-- Start of MATERIAL FOR THE TASK --
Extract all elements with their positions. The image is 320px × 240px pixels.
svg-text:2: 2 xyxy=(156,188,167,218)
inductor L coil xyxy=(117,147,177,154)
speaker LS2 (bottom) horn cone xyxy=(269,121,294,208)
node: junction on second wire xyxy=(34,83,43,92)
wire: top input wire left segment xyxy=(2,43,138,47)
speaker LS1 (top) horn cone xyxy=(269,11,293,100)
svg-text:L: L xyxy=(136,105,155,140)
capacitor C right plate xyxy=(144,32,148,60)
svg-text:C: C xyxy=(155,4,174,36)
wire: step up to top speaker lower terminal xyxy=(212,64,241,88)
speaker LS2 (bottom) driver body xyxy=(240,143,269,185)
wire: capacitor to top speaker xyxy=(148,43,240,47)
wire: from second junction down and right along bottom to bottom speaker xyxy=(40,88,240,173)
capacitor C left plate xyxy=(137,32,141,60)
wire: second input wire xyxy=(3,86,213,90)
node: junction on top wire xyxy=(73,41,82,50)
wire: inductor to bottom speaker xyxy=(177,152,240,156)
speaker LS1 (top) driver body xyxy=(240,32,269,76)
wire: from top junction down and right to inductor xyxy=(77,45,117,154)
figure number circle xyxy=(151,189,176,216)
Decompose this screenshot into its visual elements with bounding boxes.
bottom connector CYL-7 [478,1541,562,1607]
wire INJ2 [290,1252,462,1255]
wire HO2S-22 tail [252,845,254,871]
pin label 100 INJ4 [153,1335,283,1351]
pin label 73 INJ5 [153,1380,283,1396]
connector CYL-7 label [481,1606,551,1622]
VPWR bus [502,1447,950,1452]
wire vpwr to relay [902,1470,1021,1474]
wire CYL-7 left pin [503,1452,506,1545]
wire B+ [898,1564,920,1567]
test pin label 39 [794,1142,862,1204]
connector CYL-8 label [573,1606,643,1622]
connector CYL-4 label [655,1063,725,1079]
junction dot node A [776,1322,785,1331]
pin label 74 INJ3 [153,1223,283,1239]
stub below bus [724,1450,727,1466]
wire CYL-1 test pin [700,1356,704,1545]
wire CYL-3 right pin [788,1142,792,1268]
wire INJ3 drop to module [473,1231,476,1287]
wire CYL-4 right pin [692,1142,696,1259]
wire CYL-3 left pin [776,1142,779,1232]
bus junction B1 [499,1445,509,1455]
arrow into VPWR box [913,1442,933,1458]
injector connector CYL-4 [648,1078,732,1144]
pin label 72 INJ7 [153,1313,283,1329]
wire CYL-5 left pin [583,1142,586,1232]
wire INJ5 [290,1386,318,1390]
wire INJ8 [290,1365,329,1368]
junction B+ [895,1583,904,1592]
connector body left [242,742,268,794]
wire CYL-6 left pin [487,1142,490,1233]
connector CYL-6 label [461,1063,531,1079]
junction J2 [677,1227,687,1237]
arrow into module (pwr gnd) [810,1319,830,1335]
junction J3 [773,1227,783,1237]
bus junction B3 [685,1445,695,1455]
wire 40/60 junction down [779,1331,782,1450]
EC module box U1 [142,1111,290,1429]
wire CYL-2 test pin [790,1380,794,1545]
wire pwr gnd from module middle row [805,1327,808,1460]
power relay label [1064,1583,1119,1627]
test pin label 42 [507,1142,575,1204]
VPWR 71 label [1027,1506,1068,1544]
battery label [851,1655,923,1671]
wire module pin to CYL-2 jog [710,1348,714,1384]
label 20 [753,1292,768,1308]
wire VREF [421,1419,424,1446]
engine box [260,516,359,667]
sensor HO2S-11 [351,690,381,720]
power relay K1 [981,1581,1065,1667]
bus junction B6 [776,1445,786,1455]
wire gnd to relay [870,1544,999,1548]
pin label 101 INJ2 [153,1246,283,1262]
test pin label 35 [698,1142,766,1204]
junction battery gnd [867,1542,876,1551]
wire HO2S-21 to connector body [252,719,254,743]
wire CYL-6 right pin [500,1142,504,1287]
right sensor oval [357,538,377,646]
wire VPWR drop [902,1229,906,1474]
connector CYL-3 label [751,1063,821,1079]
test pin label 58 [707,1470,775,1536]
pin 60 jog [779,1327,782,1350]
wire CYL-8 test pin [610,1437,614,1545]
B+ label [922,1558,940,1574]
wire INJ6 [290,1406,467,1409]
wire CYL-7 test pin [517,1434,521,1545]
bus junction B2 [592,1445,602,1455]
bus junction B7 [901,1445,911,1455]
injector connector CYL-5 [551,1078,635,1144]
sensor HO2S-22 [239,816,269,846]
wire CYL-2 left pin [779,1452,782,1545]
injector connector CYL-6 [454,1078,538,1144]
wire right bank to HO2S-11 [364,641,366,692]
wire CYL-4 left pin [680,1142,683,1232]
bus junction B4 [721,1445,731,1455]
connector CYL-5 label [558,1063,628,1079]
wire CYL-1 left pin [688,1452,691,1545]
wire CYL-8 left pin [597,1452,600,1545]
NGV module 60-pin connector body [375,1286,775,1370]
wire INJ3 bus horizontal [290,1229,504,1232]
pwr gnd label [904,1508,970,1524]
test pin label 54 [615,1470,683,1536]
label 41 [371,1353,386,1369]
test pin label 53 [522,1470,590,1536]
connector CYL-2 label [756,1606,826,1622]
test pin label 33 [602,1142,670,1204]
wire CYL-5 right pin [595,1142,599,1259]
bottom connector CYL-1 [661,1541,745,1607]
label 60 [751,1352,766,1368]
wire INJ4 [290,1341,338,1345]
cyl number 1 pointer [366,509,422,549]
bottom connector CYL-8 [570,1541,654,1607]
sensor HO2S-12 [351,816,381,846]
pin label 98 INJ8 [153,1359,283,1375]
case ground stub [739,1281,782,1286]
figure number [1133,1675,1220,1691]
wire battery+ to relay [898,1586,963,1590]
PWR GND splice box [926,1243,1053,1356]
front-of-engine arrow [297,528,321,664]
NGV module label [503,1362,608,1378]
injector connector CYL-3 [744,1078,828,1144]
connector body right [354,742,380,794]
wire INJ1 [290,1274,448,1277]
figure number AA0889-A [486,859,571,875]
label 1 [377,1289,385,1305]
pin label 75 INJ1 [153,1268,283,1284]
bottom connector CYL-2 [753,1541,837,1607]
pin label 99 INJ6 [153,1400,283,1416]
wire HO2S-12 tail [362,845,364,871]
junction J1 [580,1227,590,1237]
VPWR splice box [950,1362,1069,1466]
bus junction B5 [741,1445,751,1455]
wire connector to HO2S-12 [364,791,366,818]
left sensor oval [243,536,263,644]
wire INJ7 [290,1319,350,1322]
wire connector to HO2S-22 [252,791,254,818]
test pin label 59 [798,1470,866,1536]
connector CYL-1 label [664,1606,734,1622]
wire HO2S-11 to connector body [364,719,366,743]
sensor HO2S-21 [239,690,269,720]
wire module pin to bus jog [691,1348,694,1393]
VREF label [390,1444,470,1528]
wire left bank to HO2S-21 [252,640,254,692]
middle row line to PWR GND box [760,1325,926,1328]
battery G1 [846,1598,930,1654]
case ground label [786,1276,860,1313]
-- End of MATERIAL FOR THE TASK --
> **PROBLEM**
Return every line of the records above without any change, keeping their original order.

> **RESPONSE**
Extract all elements with their positions. The image is 320px × 240px pixels.
svg-text:2: 2 xyxy=(156,188,167,218)
inductor L coil xyxy=(117,147,177,154)
speaker LS2 (bottom) horn cone xyxy=(269,121,294,208)
node: junction on second wire xyxy=(34,83,43,92)
wire: top input wire left segment xyxy=(2,43,138,47)
speaker LS1 (top) horn cone xyxy=(269,11,293,100)
svg-text:L: L xyxy=(136,105,155,140)
capacitor C right plate xyxy=(144,32,148,60)
svg-text:C: C xyxy=(155,4,174,36)
wire: step up to top speaker lower terminal xyxy=(212,64,241,88)
speaker LS2 (bottom) driver body xyxy=(240,143,269,185)
wire: capacitor to top speaker xyxy=(148,43,240,47)
wire: from second junction down and right along bottom to bottom speaker xyxy=(40,88,240,173)
capacitor C left plate xyxy=(137,32,141,60)
wire: second input wire xyxy=(3,86,213,90)
node: junction on top wire xyxy=(73,41,82,50)
wire: inductor to bottom speaker xyxy=(177,152,240,156)
speaker LS1 (top) driver body xyxy=(240,32,269,76)
wire: from top junction down and right to inductor xyxy=(77,45,117,154)
figure number circle xyxy=(151,189,176,216)
Decompose this screenshot into its visual elements with bounding boxes.
bottom connector CYL-7 [478,1541,562,1607]
wire INJ2 [290,1252,462,1255]
wire HO2S-22 tail [252,845,254,871]
pin label 100 INJ4 [153,1335,283,1351]
pin label 73 INJ5 [153,1380,283,1396]
connector CYL-7 label [481,1606,551,1622]
VPWR bus [502,1447,950,1452]
wire vpwr to relay [902,1470,1021,1474]
wire CYL-7 left pin [503,1452,506,1545]
wire B+ [898,1564,920,1567]
test pin label 39 [794,1142,862,1204]
connector CYL-8 label [573,1606,643,1622]
connector CYL-4 label [655,1063,725,1079]
junction dot node A [776,1322,785,1331]
pin label 74 INJ3 [153,1223,283,1239]
stub below bus [724,1450,727,1466]
wire CYL-1 test pin [700,1356,704,1545]
wire CYL-3 right pin [788,1142,792,1268]
wire INJ3 drop to module [473,1231,476,1287]
wire CYL-4 right pin [692,1142,696,1259]
wire CYL-3 left pin [776,1142,779,1232]
bus junction B1 [499,1445,509,1455]
arrow into VPWR box [913,1442,933,1458]
injector connector CYL-4 [648,1078,732,1144]
pin label 72 INJ7 [153,1313,283,1329]
wire CYL-5 left pin [583,1142,586,1232]
wire INJ5 [290,1386,318,1390]
wire INJ8 [290,1365,329,1368]
junction B+ [895,1583,904,1592]
connector body left [242,742,268,794]
wire CYL-6 left pin [487,1142,490,1233]
connector CYL-6 label [461,1063,531,1079]
junction J2 [677,1227,687,1237]
arrow into module (pwr gnd) [810,1319,830,1335]
junction J3 [773,1227,783,1237]
bus junction B3 [685,1445,695,1455]
wire 40/60 junction down [779,1331,782,1450]
EC module box U1 [142,1111,290,1429]
wire CYL-2 test pin [790,1380,794,1545]
wire pwr gnd from module middle row [805,1327,808,1460]
power relay label [1064,1583,1119,1627]
test pin label 42 [507,1142,575,1204]
VPWR 71 label [1027,1506,1068,1544]
battery label [851,1655,923,1671]
wire module pin to CYL-2 jog [710,1348,714,1384]
label 20 [753,1292,768,1308]
wire VREF [421,1419,424,1446]
engine box [260,516,359,667]
sensor HO2S-11 [351,690,381,720]
power relay K1 [981,1581,1065,1667]
bus junction B6 [776,1445,786,1455]
wire gnd to relay [870,1544,999,1548]
pin label 101 INJ2 [153,1246,283,1262]
test pin label 35 [698,1142,766,1204]
junction battery gnd [867,1542,876,1551]
wire HO2S-21 to connector body [252,719,254,743]
wire CYL-6 right pin [500,1142,504,1287]
right sensor oval [357,538,377,646]
wire VPWR drop [902,1229,906,1474]
connector CYL-3 label [751,1063,821,1079]
test pin label 58 [707,1470,775,1536]
pin 60 jog [779,1327,782,1350]
wire CYL-8 test pin [610,1437,614,1545]
B+ label [922,1558,940,1574]
wire INJ6 [290,1406,467,1409]
wire CYL-7 test pin [517,1434,521,1545]
bus junction B2 [592,1445,602,1455]
bus junction B7 [901,1445,911,1455]
injector connector CYL-5 [551,1078,635,1144]
sensor HO2S-22 [239,816,269,846]
wire CYL-2 left pin [779,1452,782,1545]
injector connector CYL-6 [454,1078,538,1144]
wire right bank to HO2S-11 [364,641,366,692]
wire CYL-4 left pin [680,1142,683,1232]
bus junction B4 [721,1445,731,1455]
connector CYL-5 label [558,1063,628,1079]
wire CYL-1 left pin [688,1452,691,1545]
wire CYL-8 left pin [597,1452,600,1545]
NGV module 60-pin connector body [375,1286,775,1370]
wire INJ3 bus horizontal [290,1229,504,1232]
pwr gnd label [904,1508,970,1524]
test pin label 54 [615,1470,683,1536]
label 41 [371,1353,386,1369]
test pin label 53 [522,1470,590,1536]
connector CYL-2 label [756,1606,826,1622]
test pin label 33 [602,1142,670,1204]
wire CYL-5 right pin [595,1142,599,1259]
bottom connector CYL-1 [661,1541,745,1607]
label 60 [751,1352,766,1368]
wire INJ4 [290,1341,338,1345]
cyl number 1 pointer [366,509,422,549]
bottom connector CYL-8 [570,1541,654,1607]
sensor HO2S-12 [351,816,381,846]
pin label 98 INJ8 [153,1359,283,1375]
case ground stub [739,1281,782,1286]
figure number [1133,1675,1220,1691]
wire battery+ to relay [898,1586,963,1590]
PWR GND splice box [926,1243,1053,1356]
front-of-engine arrow [297,528,321,664]
NGV module label [503,1362,608,1378]
injector connector CYL-3 [744,1078,828,1144]
connector body right [354,742,380,794]
wire INJ1 [290,1274,448,1277]
figure number AA0889-A [486,859,571,875]
label 1 [377,1289,385,1305]
pin label 75 INJ1 [153,1268,283,1284]
bottom connector CYL-2 [753,1541,837,1607]
pin label 99 INJ6 [153,1400,283,1416]
wire HO2S-12 tail [362,845,364,871]
junction J1 [580,1227,590,1237]
VPWR splice box [950,1362,1069,1466]
bus junction B5 [741,1445,751,1455]
wire connector to HO2S-12 [364,791,366,818]
left sensor oval [243,536,263,644]
wire INJ7 [290,1319,350,1322]
wire connector to HO2S-22 [252,791,254,818]
test pin label 59 [798,1470,866,1536]
connector CYL-1 label [664,1606,734,1622]
wire HO2S-11 to connector body [364,719,366,743]
sensor HO2S-21 [239,690,269,720]
wire module pin to bus jog [691,1348,694,1393]
VREF label [390,1444,470,1528]
wire left bank to HO2S-21 [252,640,254,692]
middle row line to PWR GND box [760,1325,926,1328]
battery G1 [846,1598,930,1654]
case ground label [786,1276,860,1313]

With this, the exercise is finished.